# Excerpted data:
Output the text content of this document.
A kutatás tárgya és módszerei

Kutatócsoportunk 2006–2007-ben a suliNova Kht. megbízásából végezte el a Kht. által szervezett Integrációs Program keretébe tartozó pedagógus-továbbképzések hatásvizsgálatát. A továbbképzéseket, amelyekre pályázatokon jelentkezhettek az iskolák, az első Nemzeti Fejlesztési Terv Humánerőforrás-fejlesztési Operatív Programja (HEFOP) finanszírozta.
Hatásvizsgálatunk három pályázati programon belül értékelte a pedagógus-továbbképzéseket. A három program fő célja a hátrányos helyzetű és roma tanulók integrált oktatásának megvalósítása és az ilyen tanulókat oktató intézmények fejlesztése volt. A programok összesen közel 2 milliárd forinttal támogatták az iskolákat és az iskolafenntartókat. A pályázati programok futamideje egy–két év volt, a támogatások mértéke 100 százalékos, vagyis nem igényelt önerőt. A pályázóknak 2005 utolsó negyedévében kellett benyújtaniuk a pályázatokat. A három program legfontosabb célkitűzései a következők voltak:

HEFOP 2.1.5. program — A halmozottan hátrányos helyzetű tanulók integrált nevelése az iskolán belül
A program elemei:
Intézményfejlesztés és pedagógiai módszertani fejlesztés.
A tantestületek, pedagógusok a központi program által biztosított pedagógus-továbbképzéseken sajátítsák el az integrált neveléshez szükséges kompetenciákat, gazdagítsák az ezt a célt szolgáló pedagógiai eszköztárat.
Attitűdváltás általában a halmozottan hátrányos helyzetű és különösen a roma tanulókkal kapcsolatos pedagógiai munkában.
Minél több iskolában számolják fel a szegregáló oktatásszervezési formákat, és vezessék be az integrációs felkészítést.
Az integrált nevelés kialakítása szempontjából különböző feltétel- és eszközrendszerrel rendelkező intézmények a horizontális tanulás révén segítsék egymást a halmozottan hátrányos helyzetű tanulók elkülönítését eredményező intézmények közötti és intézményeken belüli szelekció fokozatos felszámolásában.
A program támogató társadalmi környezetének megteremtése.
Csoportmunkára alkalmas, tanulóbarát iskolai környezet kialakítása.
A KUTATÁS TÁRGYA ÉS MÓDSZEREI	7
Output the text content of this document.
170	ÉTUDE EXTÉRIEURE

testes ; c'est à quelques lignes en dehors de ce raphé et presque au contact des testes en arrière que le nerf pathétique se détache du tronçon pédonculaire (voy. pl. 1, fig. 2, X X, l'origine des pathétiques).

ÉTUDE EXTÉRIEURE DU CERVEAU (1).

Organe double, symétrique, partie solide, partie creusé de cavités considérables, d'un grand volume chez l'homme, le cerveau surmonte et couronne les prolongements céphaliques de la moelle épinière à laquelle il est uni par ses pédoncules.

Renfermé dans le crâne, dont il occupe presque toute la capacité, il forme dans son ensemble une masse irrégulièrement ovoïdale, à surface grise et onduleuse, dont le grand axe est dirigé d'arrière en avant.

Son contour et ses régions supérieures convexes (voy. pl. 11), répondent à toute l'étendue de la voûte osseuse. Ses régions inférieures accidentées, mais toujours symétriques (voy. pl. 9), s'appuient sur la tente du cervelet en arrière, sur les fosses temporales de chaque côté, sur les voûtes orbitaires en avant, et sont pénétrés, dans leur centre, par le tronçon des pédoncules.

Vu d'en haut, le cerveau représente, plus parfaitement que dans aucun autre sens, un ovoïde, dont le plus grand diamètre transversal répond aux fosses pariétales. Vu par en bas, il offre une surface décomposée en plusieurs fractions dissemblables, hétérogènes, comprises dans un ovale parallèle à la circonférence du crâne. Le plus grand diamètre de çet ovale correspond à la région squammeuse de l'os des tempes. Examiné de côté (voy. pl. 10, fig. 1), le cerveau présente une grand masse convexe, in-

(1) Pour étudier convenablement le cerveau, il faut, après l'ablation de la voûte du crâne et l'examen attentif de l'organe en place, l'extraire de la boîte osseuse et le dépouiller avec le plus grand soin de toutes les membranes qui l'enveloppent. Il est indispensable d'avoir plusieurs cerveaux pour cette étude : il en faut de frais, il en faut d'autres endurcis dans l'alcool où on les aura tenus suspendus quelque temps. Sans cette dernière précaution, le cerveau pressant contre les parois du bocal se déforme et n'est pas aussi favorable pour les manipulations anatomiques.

# Exercise aim:
Exactly reproduce every line of the records.

# Result below:
Output the text content of this document.
A kutatás tárgya és módszerei

Kutatócsoportunk 2006–2007-ben a suliNova Kht. megbízásából végezte el a Kht. által szervezett Integrációs Program keretébe tartozó pedagógus-továbbképzések hatásvizsgálatát. A továbbképzéseket, amelyekre pályázatokon jelentkezhettek az iskolák, az első Nemzeti Fejlesztési Terv Humánerőforrás-fejlesztési Operatív Programja (HEFOP) finanszírozta.
Hatásvizsgálatunk három pályázati programon belül értékelte a pedagógus-továbbképzéseket. A három program fő célja a hátrányos helyzetű és roma tanulók integrált oktatásának megvalósítása és az ilyen tanulókat oktató intézmények fejlesztése volt. A programok összesen közel 2 milliárd forinttal támogatták az iskolákat és az iskolafenntartókat. A pályázati programok futamideje egy–két év volt, a támogatások mértéke 100 százalékos, vagyis nem igényelt önerőt. A pályázóknak 2005 utolsó negyedévében kellett benyújtaniuk a pályázatokat. A három program legfontosabb célkitűzései a következők voltak:

HEFOP 2.1.5. program — A halmozottan hátrányos helyzetű tanulók integrált nevelése az iskolán belül
A program elemei:
Intézményfejlesztés és pedagógiai módszertani fejlesztés.
A tantestületek, pedagógusok a központi program által biztosított pedagógus-továbbképzéseken sajátítsák el az integrált neveléshez szükséges kompetenciákat, gazdagítsák az ezt a célt szolgáló pedagógiai eszköztárat.
Attitűdváltás általában a halmozottan hátrányos helyzetű és különösen a roma tanulókkal kapcsolatos pedagógiai munkában.
Minél több iskolában számolják fel a szegregáló oktatásszervezési formákat, és vezessék be az integrációs felkészítést.
Az integrált nevelés kialakítása szempontjából különböző feltétel- és eszközrendszerrel rendelkező intézmények a horizontális tanulás révén segítsék egymást a halmozottan hátrányos helyzetű tanulók elkülönítését eredményező intézmények közötti és intézményeken belüli szelekció fokozatos felszámolásában.
A program támogató társadalmi környezetének megteremtése.
Csoportmunkára alkalmas, tanulóbarát iskolai környezet kialakítása.
A KUTATÁS TÁRGYA ÉS MÓDSZEREI	7
Output the text content of this document.
170	ÉTUDE EXTÉRIEURE

testes ; c'est à quelques lignes en dehors de ce raphé et presque au contact des testes en arrière que le nerf pathétique se détache du tronçon pédonculaire (voy. pl. 1, fig. 2, X X, l'origine des pathétiques).

ÉTUDE EXTÉRIEURE DU CERVEAU (1).

Organe double, symétrique, partie solide, partie creusé de cavités considérables, d'un grand volume chez l'homme, le cerveau surmonte et couronne les prolongements céphaliques de la moelle épinière à laquelle il est uni par ses pédoncules.

Renfermé dans le crâne, dont il occupe presque toute la capacité, il forme dans son ensemble une masse irrégulièrement ovoïdale, à surface grise et onduleuse, dont le grand axe est dirigé d'arrière en avant.

Son contour et ses régions supérieures convexes (voy. pl. 11), répondent à toute l'étendue de la voûte osseuse. Ses régions inférieures accidentées, mais toujours symétriques (voy. pl. 9), s'appuient sur la tente du cervelet en arrière, sur les fosses temporales de chaque côté, sur les voûtes orbitaires en avant, et sont pénétrés, dans leur centre, par le tronçon des pédoncules.

Vu d'en haut, le cerveau représente, plus parfaitement que dans aucun autre sens, un ovoïde, dont le plus grand diamètre transversal répond aux fosses pariétales. Vu par en bas, il offre une surface décomposée en plusieurs fractions dissemblables, hétérogènes, comprises dans un ovale parallèle à la circonférence du crâne. Le plus grand diamètre de çet ovale correspond à la région squammeuse de l'os des tempes. Examiné de côté (voy. pl. 10, fig. 1), le cerveau présente une grand masse convexe, in-

(1) Pour étudier convenablement le cerveau, il faut, après l'ablation de la voûte du crâne et l'examen attentif de l'organe en place, l'extraire de la boîte osseuse et le dépouiller avec le plus grand soin de toutes les membranes qui l'enveloppent. Il est indispensable d'avoir plusieurs cerveaux pour cette étude : il en faut de frais, il en faut d'autres endurcis dans l'alcool où on les aura tenus suspendus quelque temps. Sans cette dernière précaution, le cerveau pressant contre les parois du bocal se déforme et n'est pas aussi favorable pour les manipulations anatomiques.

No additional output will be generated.